Data entries:
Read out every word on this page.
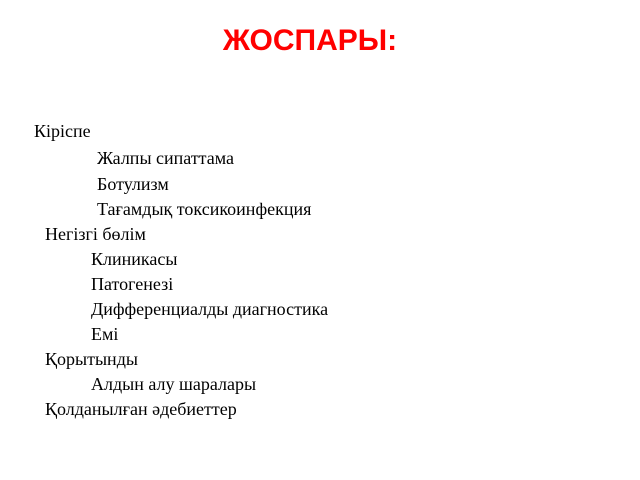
ЖОСПАРЫ:
Кіріспе
Жалпы сипаттама
Ботулизм
Тағамдық токсикоинфекция
Негізгі бөлім
Клиникасы
Патогенезі
Дифференциалды диагностика
Емі
Қорытынды
Алдын алу шаралары
Қолданылған әдебиеттер
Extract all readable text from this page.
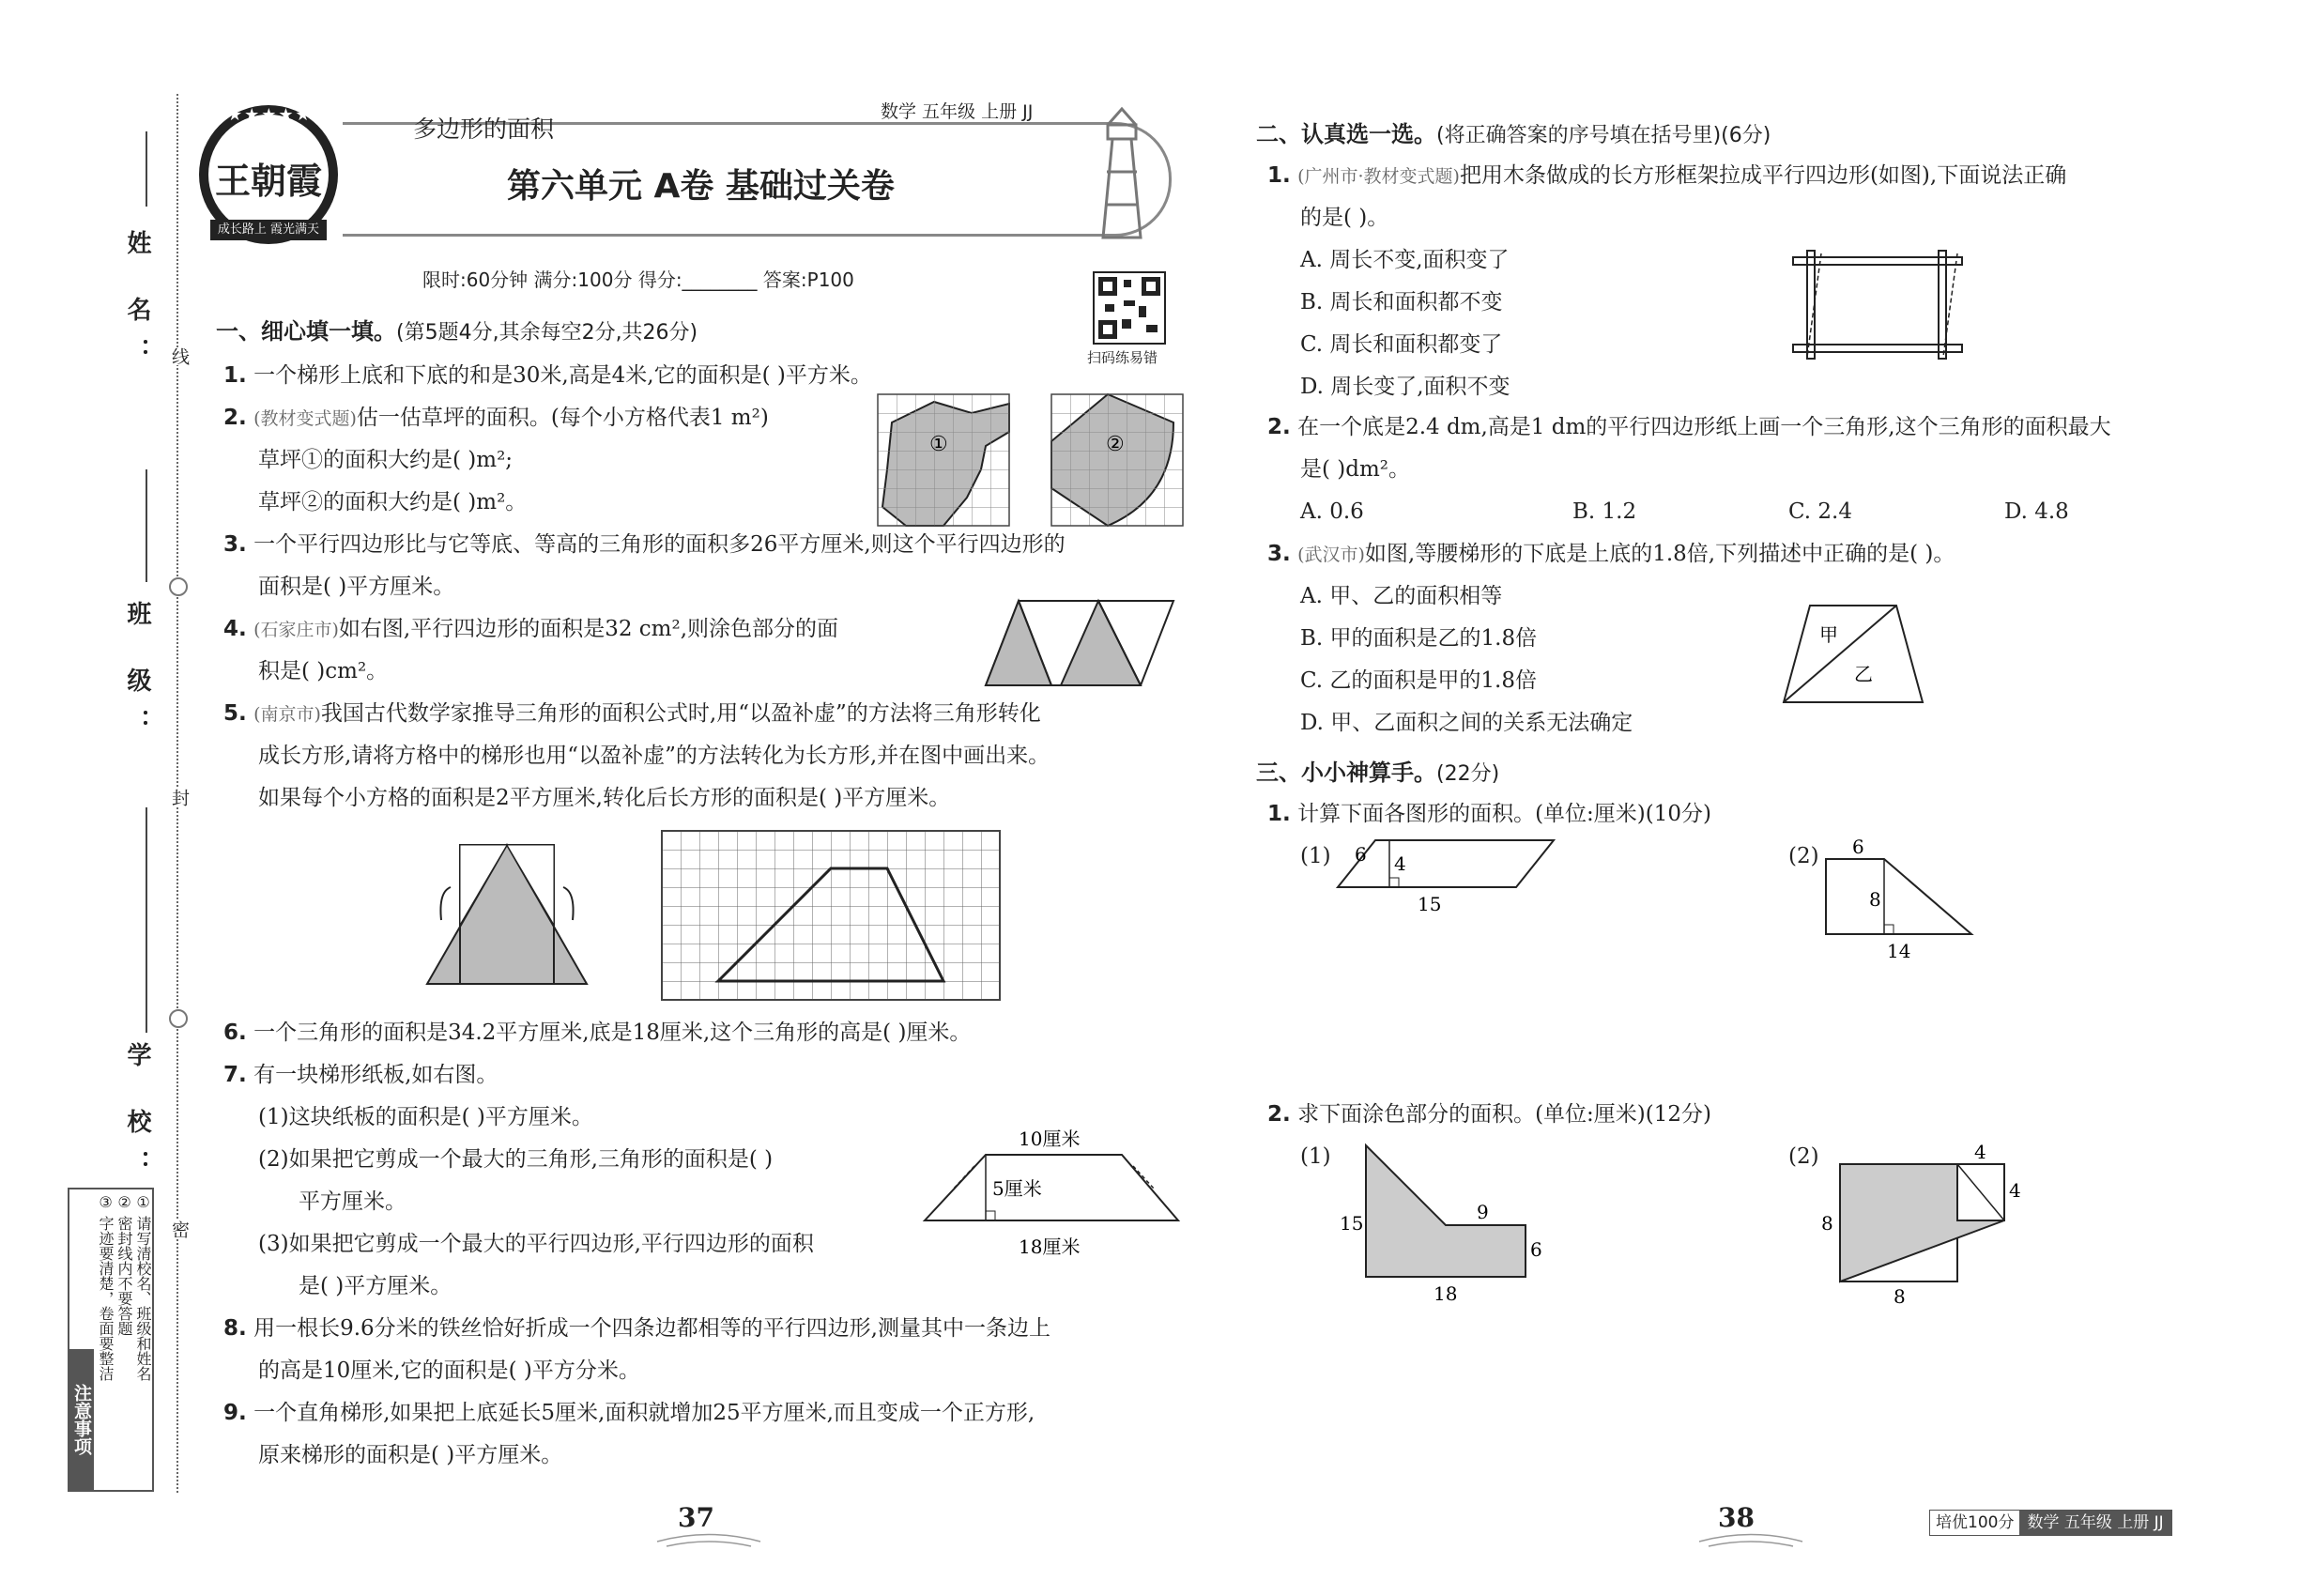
姓 名：
班 级：
学 校：
线
封
密
注意事项
① 请写清校名、班级和姓名
② 密封线内不要答题
③ 字迹要清楚，卷面要整洁
★★★★★
王朝霞
成长路上 霞光满天
多边形的面积
数学 五年级 上册 JJ
第六单元 A卷 基础过关卷
限时:60分钟 满分:100分 得分:________ 答案:P100
扫码练易错
一、细心填一填。(第5题4分,其余每空2分,共26分)
1. 一个梯形上底和下底的和是30米,高是4米,它的面积是( )平方米。
2. (教材变式题)估一估草坪的面积。(每个小方格代表1 m²)
草坪①的面积大约是( )m²;
草坪②的面积大约是( )m²。
①	②
3. 一个平行四边形比与它等底、等高的三角形的面积多26平方厘米,则这个平行四边形的
面积是( )平方厘米。
4. (石家庄市)如右图,平行四边形的面积是32 cm²,则涂色部分的面
积是( )cm²。
5. (南京市)我国古代数学家推导三角形的面积公式时,用“以盈补虚”的方法将三角形转化
成长方形,请将方格中的梯形也用“以盈补虚”的方法转化为长方形,并在图中画出来。
如果每个小方格的面积是2平方厘米,转化后长方形的面积是( )平方厘米。
6. 一个三角形的面积是34.2平方厘米,底是18厘米,这个三角形的高是( )厘米。
7. 有一块梯形纸板,如右图。
(1)这块纸板的面积是( )平方厘米。
(2)如果把它剪成一个最大的三角形,三角形的面积是( )
平方厘米。
(3)如果把它剪成一个最大的平行四边形,平行四边形的面积
是( )平方厘米。
10厘米
5厘米
18厘米
8. 用一根长9.6分米的铁丝恰好折成一个四条边都相等的平行四边形,测量其中一条边上
的高是10厘米,它的面积是( )平方分米。
9. 一个直角梯形,如果把上底延长5厘米,面积就增加25平方厘米,而且变成一个正方形,
原来梯形的面积是( )平方厘米。
37
二、认真选一选。(将正确答案的序号填在括号里)(6分)
1. (广州市·教材变式题)把用木条做成的长方形框架拉成平行四边形(如图),下面说法正确
的是( )。
A. 周长不变,面积变了
B. 周长和面积都不变
C. 周长和面积都变了
D. 周长变了,面积不变
2. 在一个底是2.4 dm,高是1 dm的平行四边形纸上画一个三角形,这个三角形的面积最大
是( )dm²。
A. 0.6	B. 1.2	C. 2.4	D. 4.8
3. (武汉市)如图,等腰梯形的下底是上底的1.8倍,下列描述中正确的是( )。
A. 甲、乙的面积相等
B. 甲的面积是乙的1.8倍
C. 乙的面积是甲的1.8倍
D. 甲、乙面积之间的关系无法确定
甲
乙
三、小小神算手。(22分)
1. 计算下面各图形的面积。(单位:厘米)(10分)
(1) 6 4
15
(2) 6
8
14
2. 求下面涂色部分的面积。(单位:厘米)(12分)
(1)
15	9
6
18
(2)	4
4
8
8
38	培优100分 数学 五年级 上册 JJ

**Written task**
Retype each entry precisely. Skip images entirely.

**Answer to the problem**
Read out every word on this page.
ЖОСПАРЫ:
Кіріспе
Жалпы сипаттама
Ботулизм
Тағамдық токсикоинфекция
Негізгі бөлім
Клиникасы
Патогенезі
Дифференциалды диагностика
Емі
Қорытынды
Алдын алу шаралары
Қолданылған әдебиеттер
Extract all readable text from this page.
姓 名：
班 级：
学 校：
线
封
密
注意事项
① 请写清校名、班级和姓名
② 密封线内不要答题
③ 字迹要清楚，卷面要整洁
★★★★★
王朝霞
成长路上 霞光满天
多边形的面积
数学 五年级 上册 JJ
第六单元 A卷 基础过关卷
限时:60分钟 满分:100分 得分:________ 答案:P100
扫码练易错
一、细心填一填。(第5题4分,其余每空2分,共26分)
1. 一个梯形上底和下底的和是30米,高是4米,它的面积是( )平方米。
2. (教材变式题)估一估草坪的面积。(每个小方格代表1 m²)
草坪①的面积大约是( )m²;
草坪②的面积大约是( )m²。
①	②
3. 一个平行四边形比与它等底、等高的三角形的面积多26平方厘米,则这个平行四边形的
面积是( )平方厘米。
4. (石家庄市)如右图,平行四边形的面积是32 cm²,则涂色部分的面
积是( )cm²。
5. (南京市)我国古代数学家推导三角形的面积公式时,用“以盈补虚”的方法将三角形转化
成长方形,请将方格中的梯形也用“以盈补虚”的方法转化为长方形,并在图中画出来。
如果每个小方格的面积是2平方厘米,转化后长方形的面积是( )平方厘米。
6. 一个三角形的面积是34.2平方厘米,底是18厘米,这个三角形的高是( )厘米。
7. 有一块梯形纸板,如右图。
(1)这块纸板的面积是( )平方厘米。
(2)如果把它剪成一个最大的三角形,三角形的面积是( )
平方厘米。
(3)如果把它剪成一个最大的平行四边形,平行四边形的面积
是( )平方厘米。
10厘米
5厘米
18厘米
8. 用一根长9.6分米的铁丝恰好折成一个四条边都相等的平行四边形,测量其中一条边上
的高是10厘米,它的面积是( )平方分米。
9. 一个直角梯形,如果把上底延长5厘米,面积就增加25平方厘米,而且变成一个正方形,
原来梯形的面积是( )平方厘米。
37
二、认真选一选。(将正确答案的序号填在括号里)(6分)
1. (广州市·教材变式题)把用木条做成的长方形框架拉成平行四边形(如图),下面说法正确
的是( )。
A. 周长不变,面积变了
B. 周长和面积都不变
C. 周长和面积都变了
D. 周长变了,面积不变
2. 在一个底是2.4 dm,高是1 dm的平行四边形纸上画一个三角形,这个三角形的面积最大
是( )dm²。
A. 0.6	B. 1.2	C. 2.4	D. 4.8
3. (武汉市)如图,等腰梯形的下底是上底的1.8倍,下列描述中正确的是( )。
A. 甲、乙的面积相等
B. 甲的面积是乙的1.8倍
C. 乙的面积是甲的1.8倍
D. 甲、乙面积之间的关系无法确定
甲
乙
三、小小神算手。(22分)
1. 计算下面各图形的面积。(单位:厘米)(10分)
(1) 6 4
15
(2) 6
8
14
2. 求下面涂色部分的面积。(单位:厘米)(12分)
(1)
15	9
6
18
(2)	4
4
8
8
38	培优100分 数学 五年级 上册 JJ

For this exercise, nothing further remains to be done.